━━━ DATASET CONTENT

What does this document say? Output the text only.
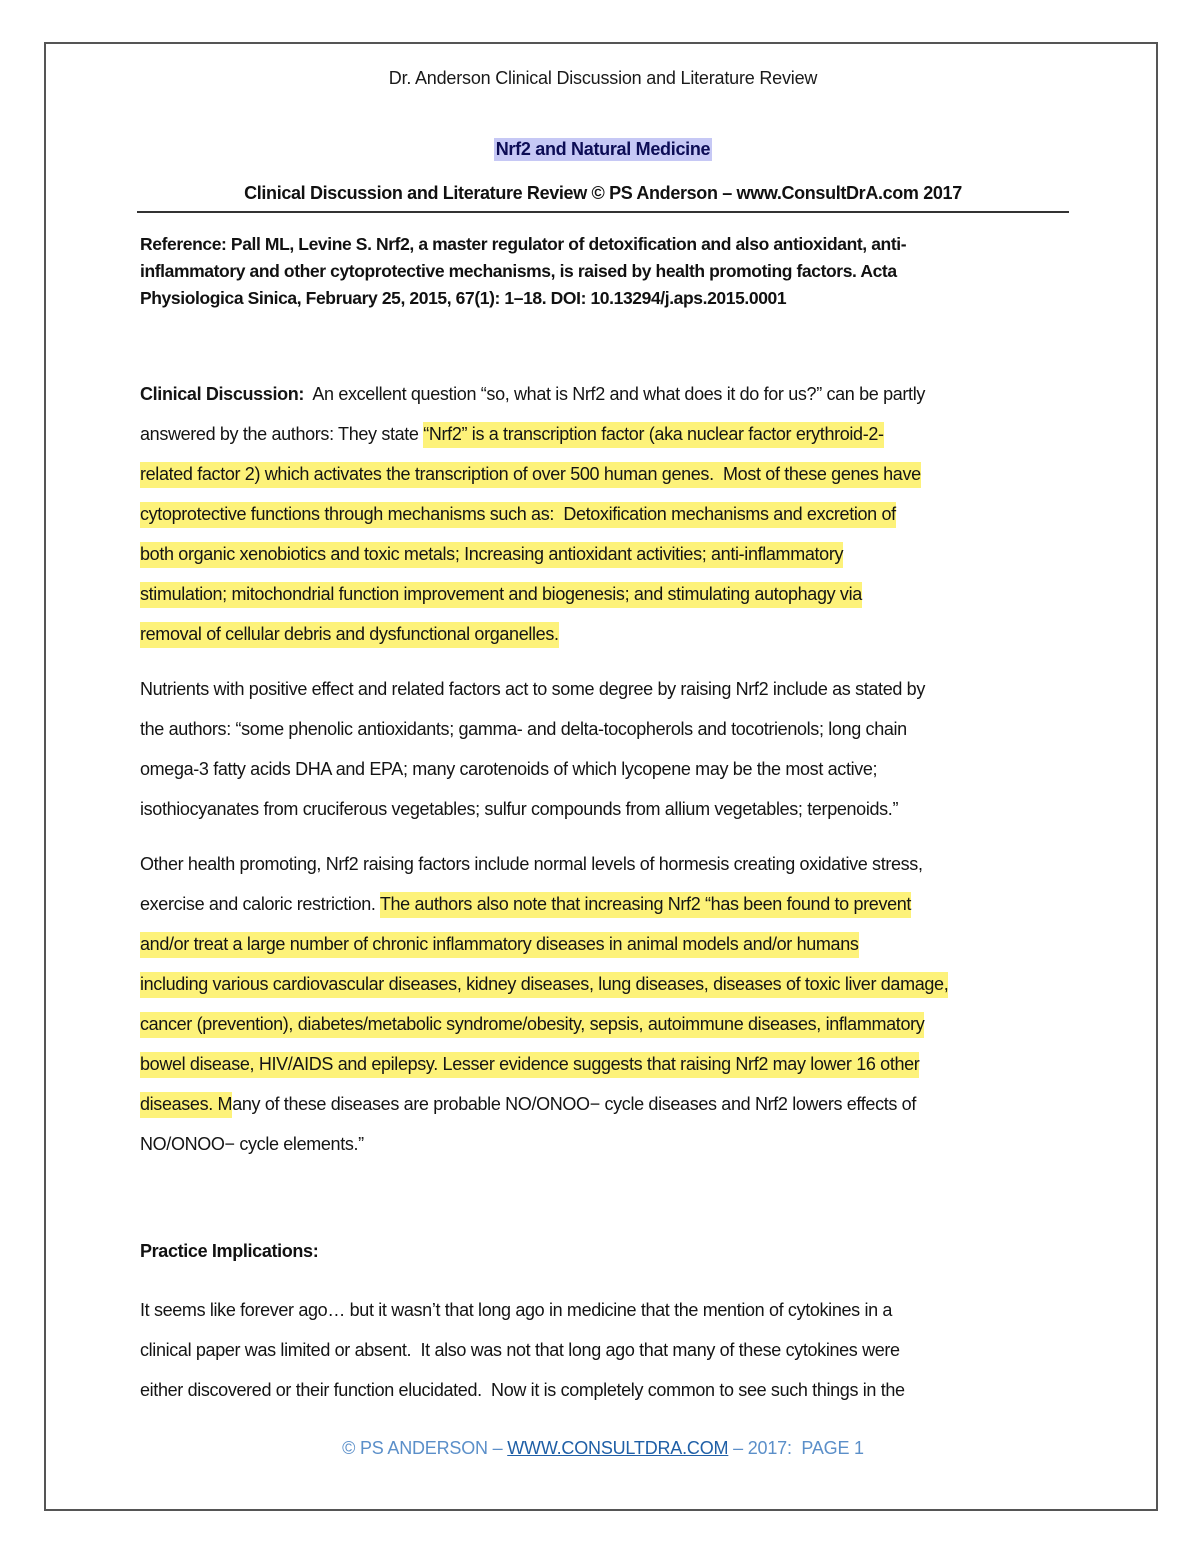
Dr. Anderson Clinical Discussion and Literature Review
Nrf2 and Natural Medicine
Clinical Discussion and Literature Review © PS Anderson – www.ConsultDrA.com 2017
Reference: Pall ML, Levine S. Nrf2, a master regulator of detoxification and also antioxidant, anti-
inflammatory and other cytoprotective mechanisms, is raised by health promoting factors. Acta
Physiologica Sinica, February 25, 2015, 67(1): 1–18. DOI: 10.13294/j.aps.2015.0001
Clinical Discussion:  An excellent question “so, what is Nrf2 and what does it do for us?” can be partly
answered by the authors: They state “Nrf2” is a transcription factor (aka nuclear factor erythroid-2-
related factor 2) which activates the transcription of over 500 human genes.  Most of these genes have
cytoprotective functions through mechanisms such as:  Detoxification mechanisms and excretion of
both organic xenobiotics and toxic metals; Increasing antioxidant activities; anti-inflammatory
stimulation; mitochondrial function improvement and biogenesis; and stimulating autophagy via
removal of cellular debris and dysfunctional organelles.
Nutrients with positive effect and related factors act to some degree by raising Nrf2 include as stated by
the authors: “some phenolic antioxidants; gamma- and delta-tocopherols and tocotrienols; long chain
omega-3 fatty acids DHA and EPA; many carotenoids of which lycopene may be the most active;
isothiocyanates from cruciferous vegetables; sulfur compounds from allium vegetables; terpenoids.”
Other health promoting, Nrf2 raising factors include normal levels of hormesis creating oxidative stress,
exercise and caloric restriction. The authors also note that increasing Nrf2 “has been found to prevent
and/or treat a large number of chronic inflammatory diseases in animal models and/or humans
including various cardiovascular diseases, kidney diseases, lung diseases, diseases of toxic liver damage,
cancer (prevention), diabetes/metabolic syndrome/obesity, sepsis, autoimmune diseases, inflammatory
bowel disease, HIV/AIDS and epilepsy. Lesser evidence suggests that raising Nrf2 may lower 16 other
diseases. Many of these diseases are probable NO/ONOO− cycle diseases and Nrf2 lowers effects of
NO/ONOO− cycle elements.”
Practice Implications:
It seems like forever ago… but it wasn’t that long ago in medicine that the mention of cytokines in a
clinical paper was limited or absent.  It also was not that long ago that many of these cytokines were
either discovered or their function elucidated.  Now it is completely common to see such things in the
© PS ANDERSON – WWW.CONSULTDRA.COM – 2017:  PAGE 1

━━━━━━

Leave every image out and retype the entries above word for word.

ANSWER TO THIS TASK:
What does this document say? Output the text only.
Dr. Anderson Clinical Discussion and Literature Review
Nrf2 and Natural Medicine
Clinical Discussion and Literature Review © PS Anderson – www.ConsultDrA.com 2017
Reference: Pall ML, Levine S. Nrf2, a master regulator of detoxification and also antioxidant, anti-
inflammatory and other cytoprotective mechanisms, is raised by health promoting factors. Acta
Physiologica Sinica, February 25, 2015, 67(1): 1–18. DOI: 10.13294/j.aps.2015.0001
Clinical Discussion:  An excellent question “so, what is Nrf2 and what does it do for us?” can be partly
answered by the authors: They state “Nrf2” is a transcription factor (aka nuclear factor erythroid-2-
related factor 2) which activates the transcription of over 500 human genes.  Most of these genes have
cytoprotective functions through mechanisms such as:  Detoxification mechanisms and excretion of
both organic xenobiotics and toxic metals; Increasing antioxidant activities; anti-inflammatory
stimulation; mitochondrial function improvement and biogenesis; and stimulating autophagy via
removal of cellular debris and dysfunctional organelles.
Nutrients with positive effect and related factors act to some degree by raising Nrf2 include as stated by
the authors: “some phenolic antioxidants; gamma- and delta-tocopherols and tocotrienols; long chain
omega-3 fatty acids DHA and EPA; many carotenoids of which lycopene may be the most active;
isothiocyanates from cruciferous vegetables; sulfur compounds from allium vegetables; terpenoids.”
Other health promoting, Nrf2 raising factors include normal levels of hormesis creating oxidative stress,
exercise and caloric restriction. The authors also note that increasing Nrf2 “has been found to prevent
and/or treat a large number of chronic inflammatory diseases in animal models and/or humans
including various cardiovascular diseases, kidney diseases, lung diseases, diseases of toxic liver damage,
cancer (prevention), diabetes/metabolic syndrome/obesity, sepsis, autoimmune diseases, inflammatory
bowel disease, HIV/AIDS and epilepsy. Lesser evidence suggests that raising Nrf2 may lower 16 other
diseases. Many of these diseases are probable NO/ONOO− cycle diseases and Nrf2 lowers effects of
NO/ONOO− cycle elements.”
Practice Implications:
It seems like forever ago… but it wasn’t that long ago in medicine that the mention of cytokines in a
clinical paper was limited or absent.  It also was not that long ago that many of these cytokines were
either discovered or their function elucidated.  Now it is completely common to see such things in the
© PS ANDERSON – WWW.CONSULTDRA.COM – 2017:  PAGE 1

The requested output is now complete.